(EXERCISE REQUIREMENTS): From the listing below, pull out all lines with "icon" in them.
***
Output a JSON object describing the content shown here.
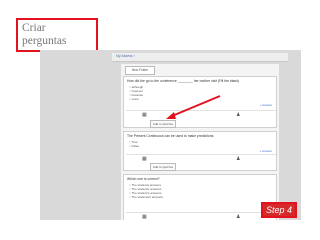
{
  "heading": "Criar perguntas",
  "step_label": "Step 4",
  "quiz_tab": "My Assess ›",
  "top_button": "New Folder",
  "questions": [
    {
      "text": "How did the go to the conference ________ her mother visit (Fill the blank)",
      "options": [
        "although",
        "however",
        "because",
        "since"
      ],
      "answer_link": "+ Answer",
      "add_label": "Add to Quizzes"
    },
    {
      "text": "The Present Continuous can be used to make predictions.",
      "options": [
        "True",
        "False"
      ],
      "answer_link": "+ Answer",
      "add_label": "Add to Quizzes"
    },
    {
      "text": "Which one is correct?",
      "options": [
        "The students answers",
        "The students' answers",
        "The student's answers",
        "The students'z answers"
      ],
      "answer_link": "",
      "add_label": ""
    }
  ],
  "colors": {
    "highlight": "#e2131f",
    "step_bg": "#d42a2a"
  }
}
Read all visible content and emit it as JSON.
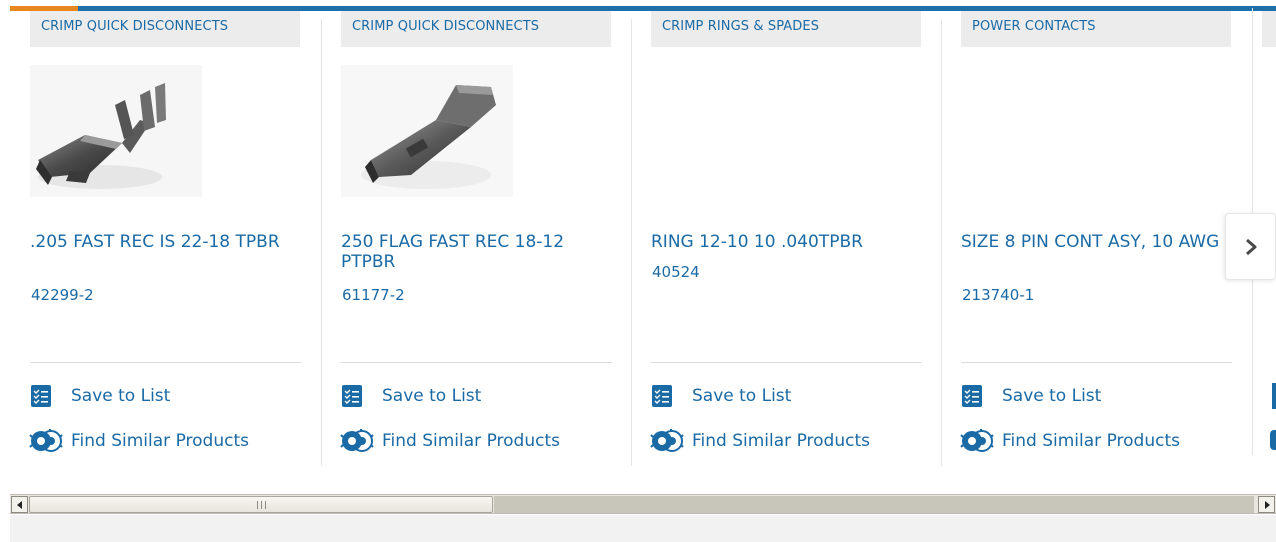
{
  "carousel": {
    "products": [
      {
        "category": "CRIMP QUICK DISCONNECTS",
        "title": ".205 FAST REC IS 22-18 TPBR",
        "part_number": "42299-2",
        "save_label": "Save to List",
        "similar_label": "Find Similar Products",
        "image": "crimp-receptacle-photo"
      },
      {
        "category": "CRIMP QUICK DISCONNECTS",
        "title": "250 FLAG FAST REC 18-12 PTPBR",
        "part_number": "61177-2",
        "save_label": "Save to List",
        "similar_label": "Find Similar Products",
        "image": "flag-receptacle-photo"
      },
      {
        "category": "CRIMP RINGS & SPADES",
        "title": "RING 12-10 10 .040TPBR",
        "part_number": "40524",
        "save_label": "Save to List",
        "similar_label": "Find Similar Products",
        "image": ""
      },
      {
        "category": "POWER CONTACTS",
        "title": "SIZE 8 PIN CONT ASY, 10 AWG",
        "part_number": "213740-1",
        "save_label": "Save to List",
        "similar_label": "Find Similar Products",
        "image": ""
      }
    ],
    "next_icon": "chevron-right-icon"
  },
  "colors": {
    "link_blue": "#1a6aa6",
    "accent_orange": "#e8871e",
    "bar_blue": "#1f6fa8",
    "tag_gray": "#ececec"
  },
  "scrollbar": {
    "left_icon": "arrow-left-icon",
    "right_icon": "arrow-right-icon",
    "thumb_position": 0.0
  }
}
***
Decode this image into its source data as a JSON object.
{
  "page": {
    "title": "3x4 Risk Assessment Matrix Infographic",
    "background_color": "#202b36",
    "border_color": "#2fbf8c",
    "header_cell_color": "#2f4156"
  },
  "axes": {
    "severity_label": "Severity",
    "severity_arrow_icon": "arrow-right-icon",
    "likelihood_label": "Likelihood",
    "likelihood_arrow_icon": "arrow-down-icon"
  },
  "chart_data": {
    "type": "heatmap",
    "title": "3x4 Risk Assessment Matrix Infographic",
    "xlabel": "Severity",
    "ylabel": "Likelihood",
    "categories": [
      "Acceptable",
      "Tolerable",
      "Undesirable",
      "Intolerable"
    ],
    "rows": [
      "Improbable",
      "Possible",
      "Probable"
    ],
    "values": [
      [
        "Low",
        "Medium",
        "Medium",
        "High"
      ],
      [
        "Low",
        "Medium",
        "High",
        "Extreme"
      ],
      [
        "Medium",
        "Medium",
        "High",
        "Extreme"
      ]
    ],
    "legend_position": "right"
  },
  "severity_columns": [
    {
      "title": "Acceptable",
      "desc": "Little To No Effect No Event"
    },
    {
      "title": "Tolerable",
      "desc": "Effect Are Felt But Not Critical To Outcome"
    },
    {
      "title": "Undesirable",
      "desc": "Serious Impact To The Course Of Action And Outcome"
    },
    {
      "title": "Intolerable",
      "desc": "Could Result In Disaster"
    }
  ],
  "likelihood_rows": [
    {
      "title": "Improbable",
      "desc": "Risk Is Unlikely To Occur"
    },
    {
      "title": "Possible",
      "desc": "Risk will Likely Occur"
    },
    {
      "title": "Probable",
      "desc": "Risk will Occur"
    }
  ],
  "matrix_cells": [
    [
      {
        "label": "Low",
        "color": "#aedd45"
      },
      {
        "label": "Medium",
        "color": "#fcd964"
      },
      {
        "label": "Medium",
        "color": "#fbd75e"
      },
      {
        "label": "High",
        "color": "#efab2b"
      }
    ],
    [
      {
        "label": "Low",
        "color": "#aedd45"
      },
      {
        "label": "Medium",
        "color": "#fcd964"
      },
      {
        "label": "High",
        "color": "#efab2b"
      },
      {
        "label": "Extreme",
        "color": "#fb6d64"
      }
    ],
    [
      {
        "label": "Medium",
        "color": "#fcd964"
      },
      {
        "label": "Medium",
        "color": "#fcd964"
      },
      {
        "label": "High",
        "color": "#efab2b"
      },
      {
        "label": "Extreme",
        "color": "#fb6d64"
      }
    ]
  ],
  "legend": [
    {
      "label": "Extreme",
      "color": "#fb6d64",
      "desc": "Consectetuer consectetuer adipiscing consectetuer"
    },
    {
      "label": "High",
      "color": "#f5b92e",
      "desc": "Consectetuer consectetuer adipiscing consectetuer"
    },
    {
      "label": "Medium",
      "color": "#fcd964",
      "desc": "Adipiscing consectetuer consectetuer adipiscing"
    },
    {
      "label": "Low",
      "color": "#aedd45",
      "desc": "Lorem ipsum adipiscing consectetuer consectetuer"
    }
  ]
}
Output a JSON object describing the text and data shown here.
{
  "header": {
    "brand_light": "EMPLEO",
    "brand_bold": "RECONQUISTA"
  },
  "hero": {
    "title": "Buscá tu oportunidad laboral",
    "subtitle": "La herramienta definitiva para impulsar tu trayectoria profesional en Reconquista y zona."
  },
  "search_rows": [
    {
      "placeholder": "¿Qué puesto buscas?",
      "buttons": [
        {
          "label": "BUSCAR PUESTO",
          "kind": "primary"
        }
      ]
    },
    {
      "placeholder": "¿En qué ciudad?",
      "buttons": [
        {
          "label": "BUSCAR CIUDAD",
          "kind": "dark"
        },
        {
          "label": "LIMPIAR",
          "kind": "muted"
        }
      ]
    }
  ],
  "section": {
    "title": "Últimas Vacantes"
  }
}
***
(RESULT OF THIS TASK):
    "next_icon": "chevron-right-icon"
    "left_icon": "arrow-left-icon",
    "right_icon": "arrow-right-icon",
    "severity_arrow_icon": "arrow-right-icon",
    "likelihood_arrow_icon": "arrow-down-icon"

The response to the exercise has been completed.